• [AIM] Copy out lines with the word "text" from the material that follows.

#### MATERIAL PROVIDED

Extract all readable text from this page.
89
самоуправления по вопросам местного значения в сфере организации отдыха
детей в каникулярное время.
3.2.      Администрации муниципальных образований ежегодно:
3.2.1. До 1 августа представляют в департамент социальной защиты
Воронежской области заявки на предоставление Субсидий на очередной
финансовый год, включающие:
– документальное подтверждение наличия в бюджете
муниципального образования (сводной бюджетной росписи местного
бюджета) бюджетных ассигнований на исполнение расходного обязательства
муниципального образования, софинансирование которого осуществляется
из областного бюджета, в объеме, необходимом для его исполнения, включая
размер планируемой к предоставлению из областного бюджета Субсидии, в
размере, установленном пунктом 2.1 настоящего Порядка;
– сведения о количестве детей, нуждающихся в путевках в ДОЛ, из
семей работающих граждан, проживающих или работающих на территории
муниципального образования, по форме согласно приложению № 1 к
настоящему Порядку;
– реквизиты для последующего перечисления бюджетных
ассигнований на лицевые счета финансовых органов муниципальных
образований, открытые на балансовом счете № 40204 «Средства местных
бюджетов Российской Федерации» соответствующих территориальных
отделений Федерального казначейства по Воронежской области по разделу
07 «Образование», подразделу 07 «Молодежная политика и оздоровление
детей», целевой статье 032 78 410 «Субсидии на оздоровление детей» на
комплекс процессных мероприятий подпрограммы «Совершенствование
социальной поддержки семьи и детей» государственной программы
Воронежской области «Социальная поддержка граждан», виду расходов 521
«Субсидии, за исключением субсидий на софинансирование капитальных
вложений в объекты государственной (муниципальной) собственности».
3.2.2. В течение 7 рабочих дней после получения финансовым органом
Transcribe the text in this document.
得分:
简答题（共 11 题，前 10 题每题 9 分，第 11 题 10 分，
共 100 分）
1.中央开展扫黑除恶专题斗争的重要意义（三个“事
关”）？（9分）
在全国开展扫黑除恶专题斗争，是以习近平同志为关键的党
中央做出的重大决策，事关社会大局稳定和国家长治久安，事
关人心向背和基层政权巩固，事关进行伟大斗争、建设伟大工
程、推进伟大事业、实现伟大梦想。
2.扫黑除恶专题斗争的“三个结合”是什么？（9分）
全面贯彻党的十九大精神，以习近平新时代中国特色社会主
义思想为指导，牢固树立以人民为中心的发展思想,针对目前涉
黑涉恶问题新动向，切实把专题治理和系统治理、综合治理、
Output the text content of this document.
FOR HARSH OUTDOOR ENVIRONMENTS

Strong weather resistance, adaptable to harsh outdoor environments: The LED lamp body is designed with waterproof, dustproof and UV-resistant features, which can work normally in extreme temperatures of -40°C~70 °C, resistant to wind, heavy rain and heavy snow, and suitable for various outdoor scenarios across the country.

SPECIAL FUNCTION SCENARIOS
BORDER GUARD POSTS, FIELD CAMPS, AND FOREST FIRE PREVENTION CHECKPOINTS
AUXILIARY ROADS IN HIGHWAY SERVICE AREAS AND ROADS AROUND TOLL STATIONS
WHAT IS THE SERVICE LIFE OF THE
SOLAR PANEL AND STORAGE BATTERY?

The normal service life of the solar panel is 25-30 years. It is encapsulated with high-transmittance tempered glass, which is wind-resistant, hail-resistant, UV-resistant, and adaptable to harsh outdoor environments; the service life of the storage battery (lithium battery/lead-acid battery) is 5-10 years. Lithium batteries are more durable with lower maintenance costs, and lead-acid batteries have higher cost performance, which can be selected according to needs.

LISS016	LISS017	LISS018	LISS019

########

• [RESULT OF THIS EXERCISE]
Extract all readable text from this page.
Transcribe the text in this document.
Output the text content of this document.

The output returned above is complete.